Инструкции к заданиям:
a) Обновите фрагмент текста с детским воспоминанием о поездке из Севастополя, начиная со слов "Здесь, в противоположность" и продолжая до слов "о моральной притупленности.". Замените в нем "моральной" на "душевной".
b) Напишите, что следует дальше в тексте с детским воспоминанием о поездке из Севастополя, начав сразу после его последнего предложения.

Текст для изучения:
# # # # #

«Я не помню, в котором году я выехал из Севастополя, но помню, что я ехал на пароходе под названием “Полония”. Мне жилось там плохо, потому что недоставало воды, плохо кормили. Потом нас пересадили на другой пароход, “Трувор”, там жилось хорошо, потому что я познакомился с капитанской столовой. Потом нас высадили в Анхиало, и мой папа заболел тифом, его отвезли в Бургас. Потом нас привезли в монастырь, там жилось хорошо – нам выдали белье, посуду, шоколад в плитках».
Здесь, в противоположность постоянным нежным откликам детей на несчастья своих родителей, мы имеем совершенно одинаковые отметки о голоде и о болезни отца, что и свидетельствует о моральной притупленности.

# # # # #

[Позиции из набора данных]
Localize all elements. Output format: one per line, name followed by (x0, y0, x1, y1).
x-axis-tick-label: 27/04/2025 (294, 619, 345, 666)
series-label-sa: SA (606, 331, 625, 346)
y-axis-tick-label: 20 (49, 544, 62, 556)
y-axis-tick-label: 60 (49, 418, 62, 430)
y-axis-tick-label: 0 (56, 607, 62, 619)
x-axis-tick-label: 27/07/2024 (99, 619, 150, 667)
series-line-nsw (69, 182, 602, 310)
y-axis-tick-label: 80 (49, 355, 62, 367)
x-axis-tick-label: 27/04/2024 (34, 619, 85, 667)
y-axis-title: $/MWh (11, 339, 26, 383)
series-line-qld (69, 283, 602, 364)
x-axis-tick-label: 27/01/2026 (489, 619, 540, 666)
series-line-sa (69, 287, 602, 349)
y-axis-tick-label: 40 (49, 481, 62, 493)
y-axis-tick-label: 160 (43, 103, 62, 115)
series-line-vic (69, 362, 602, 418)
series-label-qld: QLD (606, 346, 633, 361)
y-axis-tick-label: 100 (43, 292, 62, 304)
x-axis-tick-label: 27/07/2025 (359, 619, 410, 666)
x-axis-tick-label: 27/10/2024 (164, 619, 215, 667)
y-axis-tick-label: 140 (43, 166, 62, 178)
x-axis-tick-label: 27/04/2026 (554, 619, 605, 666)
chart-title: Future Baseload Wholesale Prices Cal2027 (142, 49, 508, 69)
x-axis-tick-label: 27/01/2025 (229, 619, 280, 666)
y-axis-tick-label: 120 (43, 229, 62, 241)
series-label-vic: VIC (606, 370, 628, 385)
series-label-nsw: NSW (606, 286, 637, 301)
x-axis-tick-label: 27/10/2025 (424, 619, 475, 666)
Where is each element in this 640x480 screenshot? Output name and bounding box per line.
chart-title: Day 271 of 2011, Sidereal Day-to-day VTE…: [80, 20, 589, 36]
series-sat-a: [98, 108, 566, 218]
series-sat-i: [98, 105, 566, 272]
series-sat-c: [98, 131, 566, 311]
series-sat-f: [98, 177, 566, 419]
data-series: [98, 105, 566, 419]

# # # # #

Ответы к упражнению:
a)
Здесь, в противоположность постоянным нежным откликам детей на несчастья своих родителей, мы имеем совершенно одинаковые отметки о голоде и о болезни отца, что и свидетельствует о душевной притупленности.

b)
5. Ребенок, на психике которого виденное глубоко отразилось
, затронув его как-то внутренне и не скользнув по поверхности.«Что было в России во время революции (февральской), я ничего не помню, я помню только, что я был очень болен. Мы собирались ехать на дачу в город N. Мы ехали туда две недели. В дороге я поправился, и когда мы приехали, я был совсем здоров. Меня все новое очень интересовало… я увидел очень много красивых цветов, которых я никогда еще не видал, и вообще я никогда не был в такой обстановке. Самое на меня сильное впечатление произвела развалившаяся баня (в саду), около нее росли большие кусты терновника… в… середине сада был пруд, на нем росли водяные лилии, а вечером там всегда квакали лягушки… Сосны и ели… земляника… грибы… играл с детьми нашего соседа, папа нам поставил палатку, играли, что это наша крепость, а деревья наши враги… приносили наши детские скамейки и детский столик. Мама нам давала блюдечки, и мы ели варенье. Вечером мы на поляне играли в горелки. Так я провел лето».
Затем мальчик на зиму переехал в город.